* [WRITTEN EXERCISE]: Wherever the string "border" appears, copy the whole line.

* [WORKING DATA]:
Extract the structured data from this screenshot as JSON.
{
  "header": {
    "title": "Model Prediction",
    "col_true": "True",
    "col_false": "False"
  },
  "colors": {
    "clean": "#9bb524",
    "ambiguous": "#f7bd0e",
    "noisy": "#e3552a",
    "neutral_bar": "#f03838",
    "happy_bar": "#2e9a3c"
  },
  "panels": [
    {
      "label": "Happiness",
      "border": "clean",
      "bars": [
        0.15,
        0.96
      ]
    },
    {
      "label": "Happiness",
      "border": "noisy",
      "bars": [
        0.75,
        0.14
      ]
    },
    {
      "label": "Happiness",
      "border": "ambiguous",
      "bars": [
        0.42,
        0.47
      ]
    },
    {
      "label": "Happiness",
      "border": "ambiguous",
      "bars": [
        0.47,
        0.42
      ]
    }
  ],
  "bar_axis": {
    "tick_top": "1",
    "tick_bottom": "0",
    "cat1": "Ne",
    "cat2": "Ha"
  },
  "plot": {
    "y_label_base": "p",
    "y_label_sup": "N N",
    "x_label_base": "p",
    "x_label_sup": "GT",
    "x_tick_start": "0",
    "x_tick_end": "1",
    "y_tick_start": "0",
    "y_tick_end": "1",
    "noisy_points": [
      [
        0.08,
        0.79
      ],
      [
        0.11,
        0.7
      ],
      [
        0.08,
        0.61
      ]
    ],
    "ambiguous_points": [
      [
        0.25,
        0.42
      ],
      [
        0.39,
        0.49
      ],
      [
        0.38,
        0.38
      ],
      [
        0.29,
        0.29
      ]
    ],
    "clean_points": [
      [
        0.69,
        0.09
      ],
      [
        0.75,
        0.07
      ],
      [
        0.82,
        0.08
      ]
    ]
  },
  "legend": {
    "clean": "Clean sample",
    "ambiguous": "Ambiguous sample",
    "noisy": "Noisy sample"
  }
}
* * *
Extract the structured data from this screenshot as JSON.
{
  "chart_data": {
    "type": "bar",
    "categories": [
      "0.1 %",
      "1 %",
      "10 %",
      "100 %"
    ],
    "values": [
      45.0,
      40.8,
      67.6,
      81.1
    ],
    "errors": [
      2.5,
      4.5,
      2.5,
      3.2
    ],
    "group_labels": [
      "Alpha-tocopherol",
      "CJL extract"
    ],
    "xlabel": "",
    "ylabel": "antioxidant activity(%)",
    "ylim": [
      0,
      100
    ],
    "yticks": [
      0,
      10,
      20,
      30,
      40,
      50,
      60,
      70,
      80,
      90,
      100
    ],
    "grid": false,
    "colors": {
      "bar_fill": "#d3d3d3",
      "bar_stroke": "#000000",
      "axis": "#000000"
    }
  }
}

* [REPLY]:
      "border": "clean",
      "border": "noisy",
      "border": "ambiguous",
      "border": "ambiguous",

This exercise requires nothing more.